# Exercise goal
Quote the rows word for word, starting at the first row and stopping after the row that contains "weekday-label: ВТ <box>65 352 85 368</box>".

▬▬▬▬▬▬▬▬▬▬

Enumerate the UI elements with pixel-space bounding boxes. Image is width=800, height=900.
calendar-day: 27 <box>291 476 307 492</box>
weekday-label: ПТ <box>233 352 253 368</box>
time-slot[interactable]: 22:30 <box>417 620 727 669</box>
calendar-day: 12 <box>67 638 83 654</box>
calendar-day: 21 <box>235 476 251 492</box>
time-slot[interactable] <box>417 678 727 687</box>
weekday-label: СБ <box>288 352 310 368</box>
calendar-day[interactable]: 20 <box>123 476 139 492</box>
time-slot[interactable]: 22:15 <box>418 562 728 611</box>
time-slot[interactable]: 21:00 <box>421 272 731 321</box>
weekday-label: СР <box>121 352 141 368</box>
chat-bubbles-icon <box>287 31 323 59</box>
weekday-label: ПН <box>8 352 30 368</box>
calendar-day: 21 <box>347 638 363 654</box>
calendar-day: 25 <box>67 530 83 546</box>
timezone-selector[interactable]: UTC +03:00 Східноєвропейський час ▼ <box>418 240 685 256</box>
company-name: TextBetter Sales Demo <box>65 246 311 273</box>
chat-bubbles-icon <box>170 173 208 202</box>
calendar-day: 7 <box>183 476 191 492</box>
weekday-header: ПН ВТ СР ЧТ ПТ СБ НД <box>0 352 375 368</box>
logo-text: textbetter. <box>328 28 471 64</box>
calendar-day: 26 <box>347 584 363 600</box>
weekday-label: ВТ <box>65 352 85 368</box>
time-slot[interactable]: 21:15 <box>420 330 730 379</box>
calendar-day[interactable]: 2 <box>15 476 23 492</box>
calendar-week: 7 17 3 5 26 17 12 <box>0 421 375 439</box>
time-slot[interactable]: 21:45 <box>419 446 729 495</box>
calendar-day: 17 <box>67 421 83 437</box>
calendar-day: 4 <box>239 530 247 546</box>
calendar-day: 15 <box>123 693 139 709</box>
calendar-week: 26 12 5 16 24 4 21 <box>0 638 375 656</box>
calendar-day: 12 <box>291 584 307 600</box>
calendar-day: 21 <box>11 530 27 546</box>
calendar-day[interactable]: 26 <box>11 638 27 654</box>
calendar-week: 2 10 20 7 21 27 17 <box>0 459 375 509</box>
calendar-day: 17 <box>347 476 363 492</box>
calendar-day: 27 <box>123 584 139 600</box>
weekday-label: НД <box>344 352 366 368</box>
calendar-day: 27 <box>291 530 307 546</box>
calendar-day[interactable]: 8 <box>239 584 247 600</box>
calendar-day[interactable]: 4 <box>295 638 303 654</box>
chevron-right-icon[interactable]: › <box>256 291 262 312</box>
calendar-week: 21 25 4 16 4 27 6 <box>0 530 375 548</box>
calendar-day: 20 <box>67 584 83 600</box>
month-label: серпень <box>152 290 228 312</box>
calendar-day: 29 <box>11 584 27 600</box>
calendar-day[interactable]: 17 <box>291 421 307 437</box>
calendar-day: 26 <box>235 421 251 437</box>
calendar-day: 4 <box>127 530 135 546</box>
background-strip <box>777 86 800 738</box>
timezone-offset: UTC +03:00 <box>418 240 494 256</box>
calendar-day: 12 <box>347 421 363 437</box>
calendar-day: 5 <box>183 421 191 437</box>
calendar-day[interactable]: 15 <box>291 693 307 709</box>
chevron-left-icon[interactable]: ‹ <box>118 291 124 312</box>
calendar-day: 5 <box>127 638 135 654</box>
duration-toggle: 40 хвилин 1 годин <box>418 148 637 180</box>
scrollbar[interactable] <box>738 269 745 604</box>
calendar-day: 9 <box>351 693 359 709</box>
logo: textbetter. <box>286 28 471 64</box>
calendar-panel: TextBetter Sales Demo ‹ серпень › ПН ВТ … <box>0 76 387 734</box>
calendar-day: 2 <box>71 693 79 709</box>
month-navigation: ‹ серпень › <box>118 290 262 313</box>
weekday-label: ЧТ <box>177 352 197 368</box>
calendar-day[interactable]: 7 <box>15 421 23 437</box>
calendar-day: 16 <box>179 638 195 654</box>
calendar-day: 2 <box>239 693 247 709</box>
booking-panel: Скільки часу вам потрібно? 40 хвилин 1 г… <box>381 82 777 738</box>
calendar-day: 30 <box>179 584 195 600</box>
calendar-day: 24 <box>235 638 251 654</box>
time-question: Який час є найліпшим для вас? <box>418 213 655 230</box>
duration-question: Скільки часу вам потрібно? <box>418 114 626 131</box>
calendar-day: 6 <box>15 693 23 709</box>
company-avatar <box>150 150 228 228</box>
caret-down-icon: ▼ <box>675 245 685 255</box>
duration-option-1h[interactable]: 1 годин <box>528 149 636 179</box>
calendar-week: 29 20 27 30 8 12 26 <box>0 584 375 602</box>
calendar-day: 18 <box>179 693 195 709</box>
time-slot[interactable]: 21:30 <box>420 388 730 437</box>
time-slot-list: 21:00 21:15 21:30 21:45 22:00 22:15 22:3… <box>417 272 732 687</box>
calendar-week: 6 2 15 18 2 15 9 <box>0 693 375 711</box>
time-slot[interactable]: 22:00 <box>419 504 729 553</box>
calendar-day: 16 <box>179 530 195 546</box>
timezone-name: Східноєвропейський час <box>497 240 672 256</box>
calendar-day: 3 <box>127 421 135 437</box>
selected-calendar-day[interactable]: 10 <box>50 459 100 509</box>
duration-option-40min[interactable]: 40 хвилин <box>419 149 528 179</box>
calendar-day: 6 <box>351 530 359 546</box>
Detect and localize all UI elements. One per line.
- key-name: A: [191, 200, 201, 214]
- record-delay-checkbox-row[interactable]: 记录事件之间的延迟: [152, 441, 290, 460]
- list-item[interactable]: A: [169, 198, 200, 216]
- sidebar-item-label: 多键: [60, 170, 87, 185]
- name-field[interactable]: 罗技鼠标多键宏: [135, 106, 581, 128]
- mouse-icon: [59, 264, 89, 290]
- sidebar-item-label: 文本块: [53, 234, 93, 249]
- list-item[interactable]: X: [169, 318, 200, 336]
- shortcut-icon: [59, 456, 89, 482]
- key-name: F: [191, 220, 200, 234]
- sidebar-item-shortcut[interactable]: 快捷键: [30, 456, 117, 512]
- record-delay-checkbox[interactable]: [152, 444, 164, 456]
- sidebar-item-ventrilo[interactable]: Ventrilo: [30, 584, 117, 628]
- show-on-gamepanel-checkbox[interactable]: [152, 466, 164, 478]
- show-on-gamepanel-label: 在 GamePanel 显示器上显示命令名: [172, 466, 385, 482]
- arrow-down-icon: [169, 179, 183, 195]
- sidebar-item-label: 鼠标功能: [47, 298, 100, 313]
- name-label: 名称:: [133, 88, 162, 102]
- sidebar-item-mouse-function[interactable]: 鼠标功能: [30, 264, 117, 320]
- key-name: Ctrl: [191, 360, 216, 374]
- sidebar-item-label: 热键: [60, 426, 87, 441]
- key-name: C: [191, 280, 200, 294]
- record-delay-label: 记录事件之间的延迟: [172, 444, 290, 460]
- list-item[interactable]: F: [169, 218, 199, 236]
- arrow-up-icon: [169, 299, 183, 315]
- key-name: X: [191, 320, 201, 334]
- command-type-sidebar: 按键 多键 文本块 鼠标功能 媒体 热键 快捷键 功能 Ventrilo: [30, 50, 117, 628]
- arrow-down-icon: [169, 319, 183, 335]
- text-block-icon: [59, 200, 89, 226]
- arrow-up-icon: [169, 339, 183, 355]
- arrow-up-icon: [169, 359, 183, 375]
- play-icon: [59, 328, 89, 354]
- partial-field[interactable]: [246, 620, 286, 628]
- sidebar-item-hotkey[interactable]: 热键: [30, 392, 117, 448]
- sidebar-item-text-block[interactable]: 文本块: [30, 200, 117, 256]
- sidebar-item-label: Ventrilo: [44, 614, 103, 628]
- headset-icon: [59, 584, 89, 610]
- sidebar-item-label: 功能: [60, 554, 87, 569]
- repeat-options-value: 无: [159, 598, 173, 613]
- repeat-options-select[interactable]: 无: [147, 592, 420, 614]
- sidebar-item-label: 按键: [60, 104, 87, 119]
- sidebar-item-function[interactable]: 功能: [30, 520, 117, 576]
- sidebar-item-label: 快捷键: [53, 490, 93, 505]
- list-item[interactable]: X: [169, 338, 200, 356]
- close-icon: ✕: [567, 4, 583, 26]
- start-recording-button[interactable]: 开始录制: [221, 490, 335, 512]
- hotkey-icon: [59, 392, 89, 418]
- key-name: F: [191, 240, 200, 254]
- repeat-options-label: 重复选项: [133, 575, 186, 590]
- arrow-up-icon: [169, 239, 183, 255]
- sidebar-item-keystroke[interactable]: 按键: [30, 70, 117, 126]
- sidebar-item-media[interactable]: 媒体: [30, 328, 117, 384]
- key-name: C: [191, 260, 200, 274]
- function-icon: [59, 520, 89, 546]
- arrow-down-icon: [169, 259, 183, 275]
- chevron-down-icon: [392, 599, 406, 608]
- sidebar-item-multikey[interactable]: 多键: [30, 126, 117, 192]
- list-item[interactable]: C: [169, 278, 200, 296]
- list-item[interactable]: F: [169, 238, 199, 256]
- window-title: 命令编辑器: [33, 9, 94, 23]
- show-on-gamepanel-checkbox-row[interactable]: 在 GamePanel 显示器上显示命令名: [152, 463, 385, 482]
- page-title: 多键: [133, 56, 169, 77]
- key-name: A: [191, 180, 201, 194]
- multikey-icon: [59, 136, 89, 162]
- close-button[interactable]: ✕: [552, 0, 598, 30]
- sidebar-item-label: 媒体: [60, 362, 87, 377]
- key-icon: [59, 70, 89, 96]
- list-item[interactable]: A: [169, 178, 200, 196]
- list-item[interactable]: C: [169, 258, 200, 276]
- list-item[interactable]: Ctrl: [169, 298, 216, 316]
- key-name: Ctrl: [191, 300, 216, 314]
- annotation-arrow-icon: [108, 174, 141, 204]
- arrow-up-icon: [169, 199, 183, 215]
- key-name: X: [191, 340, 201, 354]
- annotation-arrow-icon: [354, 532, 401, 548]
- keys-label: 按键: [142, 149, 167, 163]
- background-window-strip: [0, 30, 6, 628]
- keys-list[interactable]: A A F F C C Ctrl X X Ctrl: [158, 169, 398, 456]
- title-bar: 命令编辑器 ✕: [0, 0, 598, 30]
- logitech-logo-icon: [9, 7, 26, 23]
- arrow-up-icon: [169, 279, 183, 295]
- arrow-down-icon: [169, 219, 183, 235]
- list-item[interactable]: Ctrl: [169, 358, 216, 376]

▬▬▬▬▬▬▬▬▬▬

# Expected output
Enumerate the UI elements with pixel-space bounding boxes. Image is width=800, height=900.
calendar-day: 27 <box>291 476 307 492</box>
weekday-label: ПТ <box>233 352 253 368</box>
time-slot[interactable]: 22:30 <box>417 620 727 669</box>
calendar-day: 12 <box>67 638 83 654</box>
calendar-day: 21 <box>235 476 251 492</box>
time-slot[interactable] <box>417 678 727 687</box>
weekday-label: СБ <box>288 352 310 368</box>
calendar-day[interactable]: 20 <box>123 476 139 492</box>
time-slot[interactable]: 22:15 <box>418 562 728 611</box>
time-slot[interactable]: 21:00 <box>421 272 731 321</box>
weekday-label: СР <box>121 352 141 368</box>
chat-bubbles-icon <box>287 31 323 59</box>
weekday-label: ПН <box>8 352 30 368</box>
calendar-day: 21 <box>347 638 363 654</box>
calendar-day: 25 <box>67 530 83 546</box>
timezone-selector[interactable]: UTC +03:00 Східноєвропейський час ▼ <box>418 240 685 256</box>
company-name: TextBetter Sales Demo <box>65 246 311 273</box>
chat-bubbles-icon <box>170 173 208 202</box>
calendar-day: 7 <box>183 476 191 492</box>
weekday-header: ПН ВТ СР ЧТ ПТ СБ НД <box>0 352 375 368</box>
logo-text: textbetter. <box>328 28 471 64</box>
calendar-day: 26 <box>347 584 363 600</box>
weekday-label: ВТ <box>65 352 85 368</box>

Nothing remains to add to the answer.